* BEGIN DATA ENTRIES *

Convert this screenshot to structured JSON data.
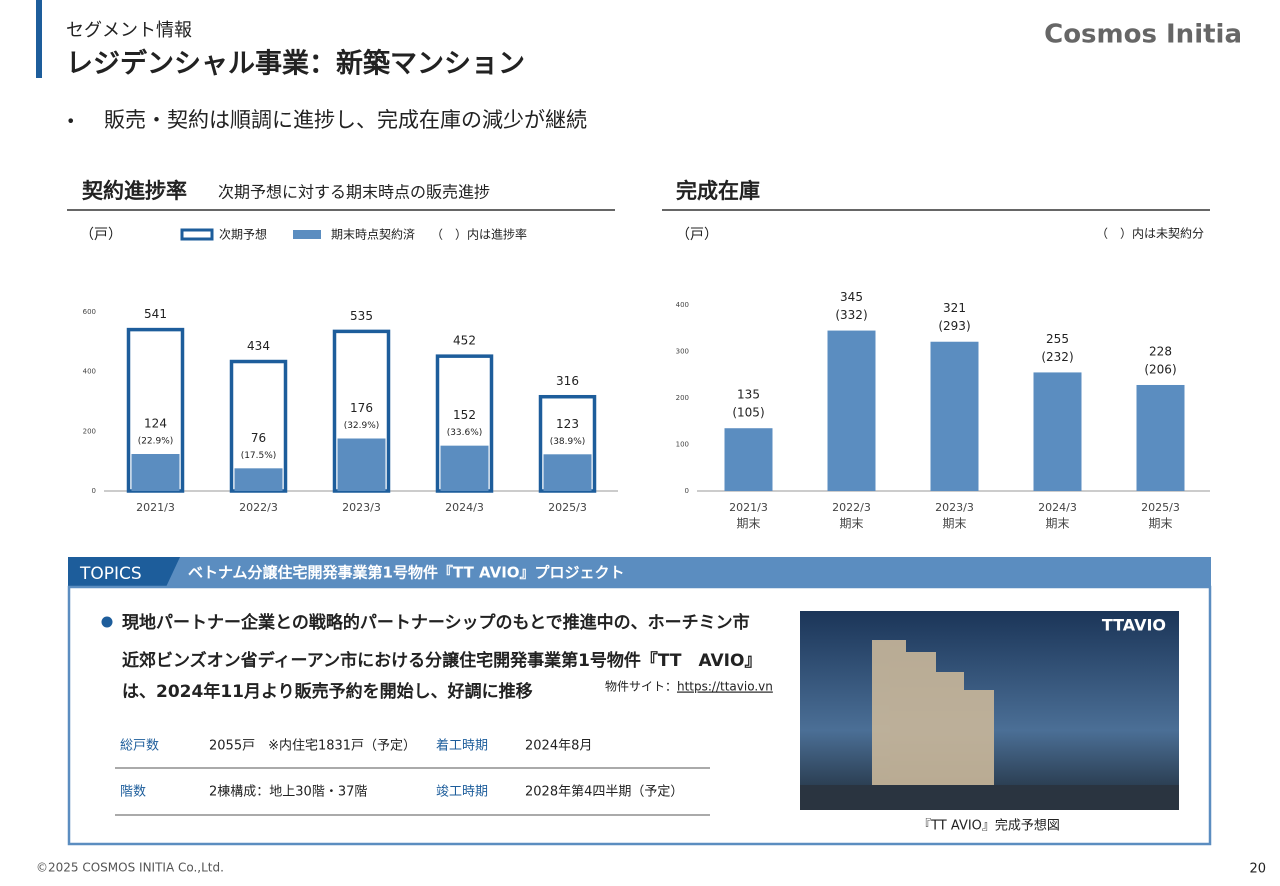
{
  "header": {
    "section": "セグメント情報",
    "title": "レジデンシャル事業：新築マンション",
    "logo": "Cosmos Initia"
  },
  "bullet": "販売・契約は順調に進捗し、完成在庫の減少が継続",
  "chart_data": [
    {
      "type": "bar",
      "title": "契約進捗率",
      "subtitle": "次期予想に対する期末時点の販売進捗",
      "unit": "（戸）",
      "note": "（　）内は進捗率",
      "categories": [
        "2021/3",
        "2022/3",
        "2023/3",
        "2024/3",
        "2025/3"
      ],
      "series": [
        {
          "name": "次期予想",
          "color": "#1d5d9b",
          "style": "outline",
          "values": [
            541,
            434,
            535,
            452,
            316
          ]
        },
        {
          "name": "期末時点契約済",
          "color": "#5b8dc0",
          "style": "solid",
          "values": [
            124,
            76,
            176,
            152,
            123
          ],
          "rate_labels": [
            "(22.9%)",
            "(17.5%)",
            "(32.9%)",
            "(33.6%)",
            "(38.9%)"
          ]
        }
      ],
      "ylim": [
        0,
        600
      ],
      "yticks": [
        0,
        200,
        400,
        600
      ]
    },
    {
      "type": "bar",
      "title": "完成在庫",
      "unit": "（戸）",
      "note": "（　）内は未契約分",
      "categories": [
        "2021/3",
        "2022/3",
        "2023/3",
        "2024/3",
        "2025/3"
      ],
      "category_suffix": "期末",
      "series": [
        {
          "color": "#5b8dc0",
          "style": "solid",
          "values": [
            135,
            345,
            321,
            255,
            228
          ],
          "unsold_labels": [
            "(105)",
            "(332)",
            "(293)",
            "(232)",
            "(206)"
          ]
        }
      ],
      "ylim": [
        0,
        400
      ],
      "yticks": [
        0,
        100,
        200,
        300,
        400
      ]
    }
  ],
  "topics": {
    "tag": "TOPICS",
    "heading": "ベトナム分譲住宅開発事業第1号物件『TT AVIO』プロジェクト",
    "lines": [
      "現地パートナー企業との戦略的パートナーシップのもとで推進中の、ホーチミン市",
      "近郊ビンズオン省ディーアン市における分譲住宅開発事業第1号物件『TT　AVIO』",
      "は、2024年11月より販売予約を開始し、好調に推移"
    ],
    "site_label": "物件サイト：",
    "site_url": "https://ttavio.vn",
    "table": [
      [
        "総戸数",
        "2055戸　※内住宅1831戸（予定）",
        "着工時期",
        "2024年8月"
      ],
      [
        "階数",
        "2棟構成：地上30階・37階",
        "竣工時期",
        "2028年第4四半期（予定）"
      ]
    ],
    "image_logo": "TTAVIO",
    "caption": "『TT AVIO』完成予想図"
  },
  "footer": {
    "copyright": "©2025 COSMOS INITIA Co.,Ltd.",
    "page": "20"
  }
}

* END DATA ENTRIES *

Return the listing above word for word, with the pictures removed.

Convert this screenshot to structured JSON data.
{
  "header": {
    "section": "セグメント情報",
    "title": "レジデンシャル事業：新築マンション",
    "logo": "Cosmos Initia"
  },
  "bullet": "販売・契約は順調に進捗し、完成在庫の減少が継続",
  "chart_data": [
    {
      "type": "bar",
      "title": "契約進捗率",
      "subtitle": "次期予想に対する期末時点の販売進捗",
      "unit": "（戸）",
      "note": "（　）内は進捗率",
      "categories": [
        "2021/3",
        "2022/3",
        "2023/3",
        "2024/3",
        "2025/3"
      ],
      "series": [
        {
          "name": "次期予想",
          "color": "#1d5d9b",
          "style": "outline",
          "values": [
            541,
            434,
            535,
            452,
            316
          ]
        },
        {
          "name": "期末時点契約済",
          "color": "#5b8dc0",
          "style": "solid",
          "values": [
            124,
            76,
            176,
            152,
            123
          ],
          "rate_labels": [
            "(22.9%)",
            "(17.5%)",
            "(32.9%)",
            "(33.6%)",
            "(38.9%)"
          ]
        }
      ],
      "ylim": [
        0,
        600
      ],
      "yticks": [
        0,
        200,
        400,
        600
      ]
    },
    {
      "type": "bar",
      "title": "完成在庫",
      "unit": "（戸）",
      "note": "（　）内は未契約分",
      "categories": [
        "2021/3",
        "2022/3",
        "2023/3",
        "2024/3",
        "2025/3"
      ],
      "category_suffix": "期末",
      "series": [
        {
          "color": "#5b8dc0",
          "style": "solid",
          "values": [
            135,
            345,
            321,
            255,
            228
          ],
          "unsold_labels": [
            "(105)",
            "(332)",
            "(293)",
            "(232)",
            "(206)"
          ]
        }
      ],
      "ylim": [
        0,
        400
      ],
      "yticks": [
        0,
        100,
        200,
        300,
        400
      ]
    }
  ],
  "topics": {
    "tag": "TOPICS",
    "heading": "ベトナム分譲住宅開発事業第1号物件『TT AVIO』プロジェクト",
    "lines": [
      "現地パートナー企業との戦略的パートナーシップのもとで推進中の、ホーチミン市",
      "近郊ビンズオン省ディーアン市における分譲住宅開発事業第1号物件『TT　AVIO』",
      "は、2024年11月より販売予約を開始し、好調に推移"
    ],
    "site_label": "物件サイト：",
    "site_url": "https://ttavio.vn",
    "table": [
      [
        "総戸数",
        "2055戸　※内住宅1831戸（予定）",
        "着工時期",
        "2024年8月"
      ],
      [
        "階数",
        "2棟構成：地上30階・37階",
        "竣工時期",
        "2028年第4四半期（予定）"
      ]
    ],
    "image_logo": "TTAVIO",
    "caption": "『TT AVIO』完成予想図"
  },
  "footer": {
    "copyright": "©2025 COSMOS INITIA Co.,Ltd.",
    "page": "20"
  }
}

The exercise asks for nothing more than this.